Entries with figure data:

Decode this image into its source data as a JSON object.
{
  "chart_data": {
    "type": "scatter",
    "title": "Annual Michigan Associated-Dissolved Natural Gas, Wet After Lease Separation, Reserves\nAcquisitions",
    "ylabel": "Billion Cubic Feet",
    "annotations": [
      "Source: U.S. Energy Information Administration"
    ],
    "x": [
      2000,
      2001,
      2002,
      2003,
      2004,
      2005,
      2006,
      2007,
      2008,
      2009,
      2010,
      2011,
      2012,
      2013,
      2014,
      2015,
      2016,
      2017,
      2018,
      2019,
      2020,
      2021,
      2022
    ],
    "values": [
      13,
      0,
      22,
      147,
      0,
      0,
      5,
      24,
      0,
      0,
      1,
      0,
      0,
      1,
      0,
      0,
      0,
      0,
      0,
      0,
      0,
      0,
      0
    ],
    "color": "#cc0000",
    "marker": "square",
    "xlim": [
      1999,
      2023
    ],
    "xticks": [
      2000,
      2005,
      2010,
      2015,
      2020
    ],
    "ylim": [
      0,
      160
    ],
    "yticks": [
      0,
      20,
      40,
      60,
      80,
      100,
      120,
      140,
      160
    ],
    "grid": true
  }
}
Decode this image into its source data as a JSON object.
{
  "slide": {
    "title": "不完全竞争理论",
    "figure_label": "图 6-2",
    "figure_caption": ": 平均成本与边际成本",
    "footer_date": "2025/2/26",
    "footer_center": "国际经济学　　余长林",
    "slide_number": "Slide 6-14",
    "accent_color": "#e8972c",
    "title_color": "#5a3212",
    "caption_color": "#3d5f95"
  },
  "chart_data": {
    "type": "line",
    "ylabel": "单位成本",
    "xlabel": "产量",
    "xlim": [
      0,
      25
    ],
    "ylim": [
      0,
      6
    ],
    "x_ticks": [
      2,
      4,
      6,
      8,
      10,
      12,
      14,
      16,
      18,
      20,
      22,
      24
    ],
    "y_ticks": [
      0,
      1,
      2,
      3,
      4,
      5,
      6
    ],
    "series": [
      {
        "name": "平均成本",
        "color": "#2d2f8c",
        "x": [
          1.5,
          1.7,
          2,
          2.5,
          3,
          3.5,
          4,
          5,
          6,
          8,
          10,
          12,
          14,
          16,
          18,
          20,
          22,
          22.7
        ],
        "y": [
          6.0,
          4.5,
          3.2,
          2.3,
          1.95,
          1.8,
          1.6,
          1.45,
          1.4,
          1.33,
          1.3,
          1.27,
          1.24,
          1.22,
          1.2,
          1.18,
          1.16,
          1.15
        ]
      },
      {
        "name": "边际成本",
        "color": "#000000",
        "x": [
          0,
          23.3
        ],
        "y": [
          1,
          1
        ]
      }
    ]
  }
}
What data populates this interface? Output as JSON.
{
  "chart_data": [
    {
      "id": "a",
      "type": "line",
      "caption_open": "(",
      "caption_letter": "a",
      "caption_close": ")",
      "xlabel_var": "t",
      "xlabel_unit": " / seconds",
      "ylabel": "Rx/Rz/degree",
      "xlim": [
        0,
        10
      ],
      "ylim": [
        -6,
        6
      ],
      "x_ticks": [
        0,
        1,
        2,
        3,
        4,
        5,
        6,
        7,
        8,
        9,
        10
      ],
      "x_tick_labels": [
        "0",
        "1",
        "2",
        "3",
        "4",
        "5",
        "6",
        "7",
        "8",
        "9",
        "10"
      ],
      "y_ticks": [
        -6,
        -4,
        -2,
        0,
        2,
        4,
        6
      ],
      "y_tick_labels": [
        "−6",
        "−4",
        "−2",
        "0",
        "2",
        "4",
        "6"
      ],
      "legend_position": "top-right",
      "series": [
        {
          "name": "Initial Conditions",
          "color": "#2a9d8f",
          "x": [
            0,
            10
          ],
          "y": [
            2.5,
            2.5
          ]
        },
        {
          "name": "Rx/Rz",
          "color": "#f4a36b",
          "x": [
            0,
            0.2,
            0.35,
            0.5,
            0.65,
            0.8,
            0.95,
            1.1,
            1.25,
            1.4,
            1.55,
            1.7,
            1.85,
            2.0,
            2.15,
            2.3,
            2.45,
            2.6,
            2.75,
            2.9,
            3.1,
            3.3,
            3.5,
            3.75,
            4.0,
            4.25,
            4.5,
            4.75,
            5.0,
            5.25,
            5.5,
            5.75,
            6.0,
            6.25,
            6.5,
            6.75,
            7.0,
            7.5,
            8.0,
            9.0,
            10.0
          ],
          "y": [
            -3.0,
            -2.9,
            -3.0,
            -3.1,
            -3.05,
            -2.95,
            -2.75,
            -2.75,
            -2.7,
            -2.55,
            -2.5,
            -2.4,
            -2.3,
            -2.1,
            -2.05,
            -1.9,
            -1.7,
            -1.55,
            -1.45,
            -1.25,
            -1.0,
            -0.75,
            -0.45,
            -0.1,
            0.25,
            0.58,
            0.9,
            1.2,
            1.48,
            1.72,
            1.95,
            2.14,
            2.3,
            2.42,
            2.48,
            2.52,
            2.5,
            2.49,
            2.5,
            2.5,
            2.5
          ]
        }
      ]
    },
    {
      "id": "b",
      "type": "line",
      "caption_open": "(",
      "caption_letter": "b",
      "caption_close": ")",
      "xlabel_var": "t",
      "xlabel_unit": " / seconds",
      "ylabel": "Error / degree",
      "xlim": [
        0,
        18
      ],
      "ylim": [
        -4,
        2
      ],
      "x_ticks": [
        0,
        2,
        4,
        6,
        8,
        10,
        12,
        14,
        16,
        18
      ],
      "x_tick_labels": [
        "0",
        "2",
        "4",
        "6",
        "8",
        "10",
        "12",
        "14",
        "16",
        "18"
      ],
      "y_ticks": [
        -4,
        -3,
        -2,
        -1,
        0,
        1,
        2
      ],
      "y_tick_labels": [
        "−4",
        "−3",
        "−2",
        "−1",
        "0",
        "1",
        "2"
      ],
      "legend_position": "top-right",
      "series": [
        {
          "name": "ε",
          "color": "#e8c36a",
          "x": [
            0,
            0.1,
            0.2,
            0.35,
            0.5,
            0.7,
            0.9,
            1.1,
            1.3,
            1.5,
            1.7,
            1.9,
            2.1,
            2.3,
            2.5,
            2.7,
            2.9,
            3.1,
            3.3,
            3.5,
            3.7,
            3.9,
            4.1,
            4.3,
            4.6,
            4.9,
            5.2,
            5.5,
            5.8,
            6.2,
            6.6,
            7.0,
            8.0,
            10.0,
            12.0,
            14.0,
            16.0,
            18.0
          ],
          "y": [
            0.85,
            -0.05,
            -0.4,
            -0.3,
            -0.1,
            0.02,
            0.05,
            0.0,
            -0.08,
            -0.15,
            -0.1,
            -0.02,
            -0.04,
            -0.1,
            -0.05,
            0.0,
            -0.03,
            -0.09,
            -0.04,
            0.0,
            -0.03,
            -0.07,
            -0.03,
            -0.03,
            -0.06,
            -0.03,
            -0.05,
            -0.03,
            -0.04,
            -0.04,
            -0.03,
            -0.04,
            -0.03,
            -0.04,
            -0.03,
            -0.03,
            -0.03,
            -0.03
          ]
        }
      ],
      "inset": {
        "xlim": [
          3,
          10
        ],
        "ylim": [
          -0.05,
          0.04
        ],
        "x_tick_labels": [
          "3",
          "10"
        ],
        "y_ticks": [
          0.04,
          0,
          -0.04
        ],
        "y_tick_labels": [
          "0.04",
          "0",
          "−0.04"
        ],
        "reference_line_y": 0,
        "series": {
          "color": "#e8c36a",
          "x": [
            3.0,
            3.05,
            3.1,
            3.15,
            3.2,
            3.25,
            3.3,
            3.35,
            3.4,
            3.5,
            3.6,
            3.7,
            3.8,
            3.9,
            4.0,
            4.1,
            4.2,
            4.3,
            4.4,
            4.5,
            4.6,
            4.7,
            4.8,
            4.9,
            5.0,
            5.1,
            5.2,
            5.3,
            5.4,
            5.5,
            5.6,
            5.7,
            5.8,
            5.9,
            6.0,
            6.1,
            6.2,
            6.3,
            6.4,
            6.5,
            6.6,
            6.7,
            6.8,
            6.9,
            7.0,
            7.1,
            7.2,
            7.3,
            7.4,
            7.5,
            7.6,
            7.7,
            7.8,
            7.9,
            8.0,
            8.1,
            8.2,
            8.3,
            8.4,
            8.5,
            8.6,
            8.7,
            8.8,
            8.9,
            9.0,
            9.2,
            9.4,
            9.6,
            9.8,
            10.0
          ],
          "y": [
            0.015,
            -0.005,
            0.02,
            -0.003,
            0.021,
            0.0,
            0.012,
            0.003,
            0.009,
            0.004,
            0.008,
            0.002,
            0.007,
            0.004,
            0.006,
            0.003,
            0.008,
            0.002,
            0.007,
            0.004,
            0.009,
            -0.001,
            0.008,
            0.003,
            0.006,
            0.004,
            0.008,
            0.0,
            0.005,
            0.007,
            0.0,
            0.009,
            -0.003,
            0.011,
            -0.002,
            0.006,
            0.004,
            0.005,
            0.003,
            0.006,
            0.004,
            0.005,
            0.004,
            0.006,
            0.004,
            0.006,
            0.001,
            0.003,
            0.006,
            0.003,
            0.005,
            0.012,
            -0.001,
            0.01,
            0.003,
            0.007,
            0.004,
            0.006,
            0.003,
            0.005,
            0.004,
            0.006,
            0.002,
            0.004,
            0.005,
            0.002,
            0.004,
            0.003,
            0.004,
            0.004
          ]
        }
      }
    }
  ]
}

Aim
Pick out the lines that have the word "degree". Copy them all.

Correct response
      "ylabel": "Rx/Rz/degree",
      "ylabel": "Error / degree",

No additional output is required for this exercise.